**Records to use**
______

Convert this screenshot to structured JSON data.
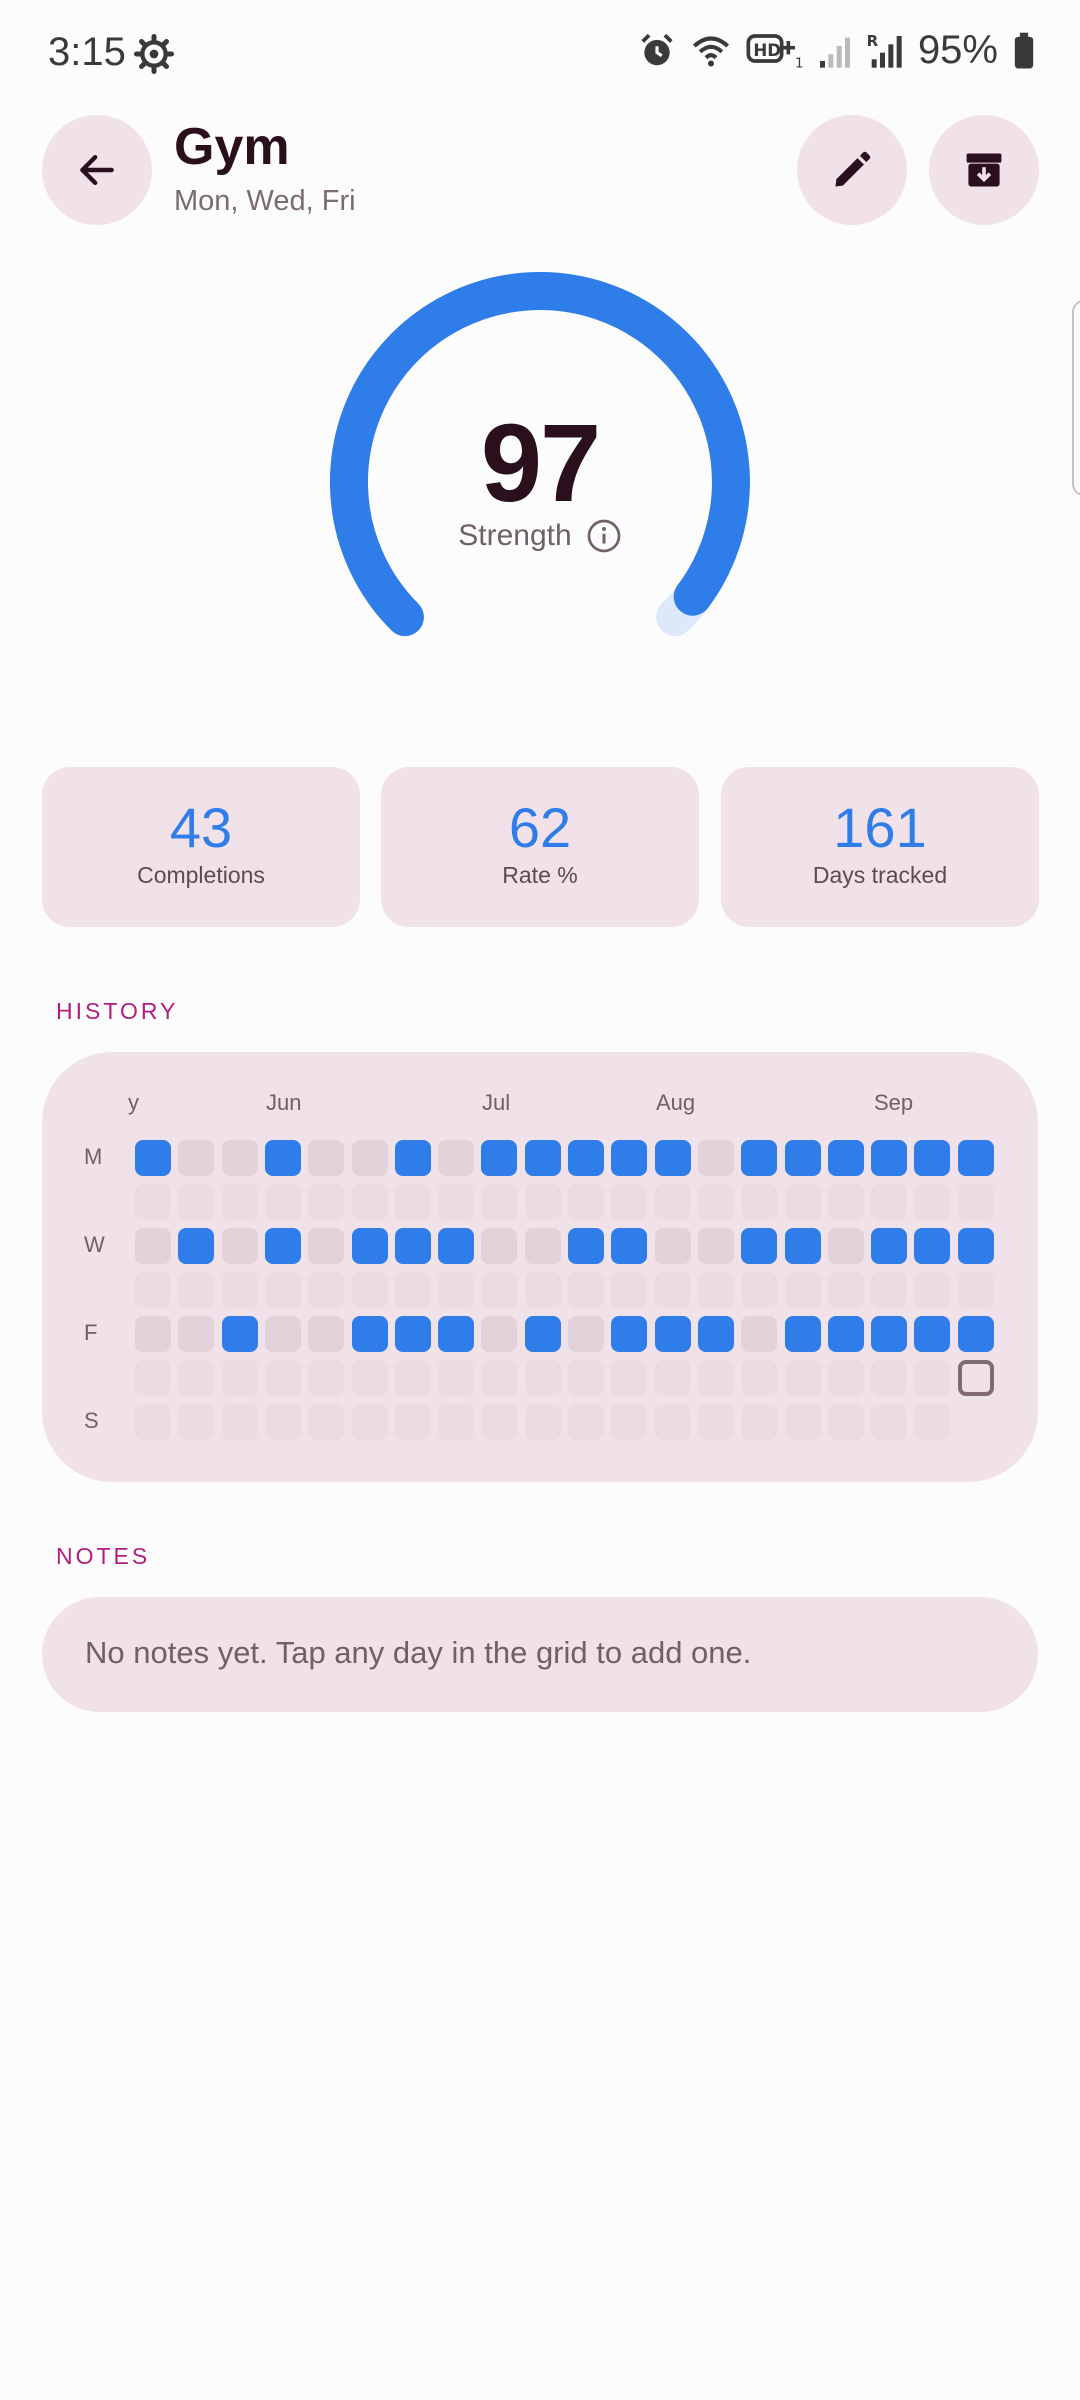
{
  "status_bar": {
    "time": "3:15",
    "battery": "95%",
    "icons": [
      "settings-gear-icon",
      "alarm-icon",
      "wifi-icon",
      "hd-plus-icon",
      "signal-icon",
      "signal-r-icon",
      "battery-icon"
    ]
  },
  "header": {
    "title": "Gym",
    "schedule": "Mon, Wed, Fri",
    "back_icon": "arrow-left-icon",
    "edit_icon": "pencil-icon",
    "archive_icon": "archive-icon"
  },
  "strength": {
    "score": "97",
    "label": "Strength",
    "fraction": 0.97,
    "accent": "#2f7de9",
    "track": "#dde8fb"
  },
  "stats": [
    {
      "value": "43",
      "label": "Completions"
    },
    {
      "value": "62",
      "label": "Rate %"
    },
    {
      "value": "161",
      "label": "Days tracked"
    }
  ],
  "history": {
    "section_label": "HISTORY",
    "months": [
      "y",
      "Jun",
      "Jul",
      "Aug",
      "Sep"
    ],
    "day_labels": [
      "M",
      "W",
      "F",
      "S"
    ],
    "rows": [
      "DMMDMMDMDDDDDMDDDDDD",
      "EEEEEEEEEEEEEEEEEEEE",
      "MDMDMDDDMMDDMMDDMDDD",
      "EEEEEEEEEEEEEEEEEEEE",
      "MMDMMDDDMDMDDDMDDDDD",
      "EEEEEEEEEEEEEEEEEEET",
      "EEEEEEEEEEEEEEEEEEE-"
    ],
    "done_color": "#2f7de9",
    "miss_color": "#e2d2d9",
    "empty_color": "#ebdbe2"
  },
  "notes": {
    "section_label": "NOTES",
    "empty_text": "No notes yet. Tap any day in the grid to add one."
  }
}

______

From the material above, reproduce everything verbatim except the pictures.

**Complete output**
Convert this screenshot to structured JSON data.
{
  "status_bar": {
    "time": "3:15",
    "battery": "95%",
    "icons": [
      "settings-gear-icon",
      "alarm-icon",
      "wifi-icon",
      "hd-plus-icon",
      "signal-icon",
      "signal-r-icon",
      "battery-icon"
    ]
  },
  "header": {
    "title": "Gym",
    "schedule": "Mon, Wed, Fri",
    "back_icon": "arrow-left-icon",
    "edit_icon": "pencil-icon",
    "archive_icon": "archive-icon"
  },
  "strength": {
    "score": "97",
    "label": "Strength",
    "fraction": 0.97,
    "accent": "#2f7de9",
    "track": "#dde8fb"
  },
  "stats": [
    {
      "value": "43",
      "label": "Completions"
    },
    {
      "value": "62",
      "label": "Rate %"
    },
    {
      "value": "161",
      "label": "Days tracked"
    }
  ],
  "history": {
    "section_label": "HISTORY",
    "months": [
      "y",
      "Jun",
      "Jul",
      "Aug",
      "Sep"
    ],
    "day_labels": [
      "M",
      "W",
      "F",
      "S"
    ],
    "rows": [
      "DMMDMMDMDDDDDMDDDDDD",
      "EEEEEEEEEEEEEEEEEEEE",
      "MDMDMDDDMMDDMMDDMDDD",
      "EEEEEEEEEEEEEEEEEEEE",
      "MMDMMDDDMDMDDDMDDDDD",
      "EEEEEEEEEEEEEEEEEEET",
      "EEEEEEEEEEEEEEEEEEE-"
    ],
    "done_color": "#2f7de9",
    "miss_color": "#e2d2d9",
    "empty_color": "#ebdbe2"
  },
  "notes": {
    "section_label": "NOTES",
    "empty_text": "No notes yet. Tap any day in the grid to add one."
  }
}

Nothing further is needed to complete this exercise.